The $8.5 million project will take Daniels Street where it now ends by Costco to McKinley Avenue.

The $180 million Great Wolf project that includes an indoor water park and conference center due to open by mid-2020 will be accessed from Daniels Street.

The city is also moving toward groundbreaking on adding a fourth interchange to access Manteca from the 120 Bypass at McKinley Avenue.

That interchange will serve growth south of the 120 Bypass as well as a massive Lathrop employment center that will abut McKinley Avenue.

It is also needed if Great Wolf exercises an option on city land to add up to 300 more hotel rooms.

The biggest new traffic generator in the area, however, is likely to be the city’s FEZ being designed to pursue regional dining and entertainment draws to pull patrons from Tracy, Modesto, and Stockton as well as Manteca, Lathrop, and Ripon.

The road extension that will also include all infrastructure such as water, sewer, storm and underground utilities such as cable, electrical power and phone lines is targeted to be completed before the Great Wolf opens.

The Daniels Street extension is being paid for out of proceeds from Manteca’s final redevelopment bond sale that has $21 million set aside for South Area Regional Infrastructure Improvements. There is $14.2 million left in that account after work was finished earlier this year on extending a gravity flow wastewater treatment line south under the 120 Bypass to serve new development in southwest Manteca. That allows for an existing forced pump sewer line now serving existing development all the way in the southeast portion of the city east of Woodward Park when the final segment of a new line developers have been putting in place as they build projects. There is only a short stretch that needs yet to be built. That will happen when adjoining land developers so existing residents aren’t paying for the cost of the new line.

**Exercise task 1:** According to the excerpt about the Daniels Street extension, how much will the project cost?
**Exercise task 2:** Copy the passage from "The biggest new" to "Lathrop, and Ripon." in the excerpt about the Daniels Street extension word for word.
**Exercise task 3:** Write the next part of the excerpt about the Daniels Street extension, picking up after its last sentence.

**Extracted records:**

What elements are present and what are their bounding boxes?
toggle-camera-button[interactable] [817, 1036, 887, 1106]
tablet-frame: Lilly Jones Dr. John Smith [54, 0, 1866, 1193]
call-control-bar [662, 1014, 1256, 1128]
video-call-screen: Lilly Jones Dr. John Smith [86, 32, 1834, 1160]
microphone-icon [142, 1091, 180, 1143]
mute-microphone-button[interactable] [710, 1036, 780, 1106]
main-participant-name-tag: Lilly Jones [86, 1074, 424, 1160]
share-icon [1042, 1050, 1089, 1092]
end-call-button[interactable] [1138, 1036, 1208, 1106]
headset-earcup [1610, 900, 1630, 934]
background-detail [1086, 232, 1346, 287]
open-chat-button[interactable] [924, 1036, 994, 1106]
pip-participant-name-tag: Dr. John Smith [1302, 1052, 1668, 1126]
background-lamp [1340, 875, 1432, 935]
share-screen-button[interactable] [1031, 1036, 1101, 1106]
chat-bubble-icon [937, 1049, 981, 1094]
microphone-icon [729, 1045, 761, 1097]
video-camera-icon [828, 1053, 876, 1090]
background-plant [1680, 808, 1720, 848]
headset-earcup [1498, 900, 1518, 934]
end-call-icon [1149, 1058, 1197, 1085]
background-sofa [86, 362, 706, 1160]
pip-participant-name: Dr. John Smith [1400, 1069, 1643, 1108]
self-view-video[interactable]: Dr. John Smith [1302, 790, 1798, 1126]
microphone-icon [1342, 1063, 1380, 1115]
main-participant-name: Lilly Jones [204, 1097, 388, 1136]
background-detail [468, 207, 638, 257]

**Written reply 1:** $8.5 million.

**Written reply 2:**
The biggest new traffic generator in the area, however, is likely to be the city’s FEZ being designed to pursue regional dining and entertainment draws to pull patrons from Tracy, Modesto, and Stockton as well as Manteca, Lathrop, and Ripon.

**Written reply 3:**
When the line is completed, sewage will flow by gravity to the wastewater treatment plant to eliminate the need to power and keep maintaining pumps at lift stations along Woodward Avenue. The existing line will then be cleaned and repurposed to move treated wastewater suitable for irrigation parks, landscaping, and school grounds by gravity from the plant. It would also connect with purple pipe systems developers are being required to put in place to so common landscaping won’t use drinking quality water that is rapidly becoming a precious commodity for the South County in California’s never-ending water wars.

The City Council meets at 7 p.m. at the Civic Center, 1001 W. Center St.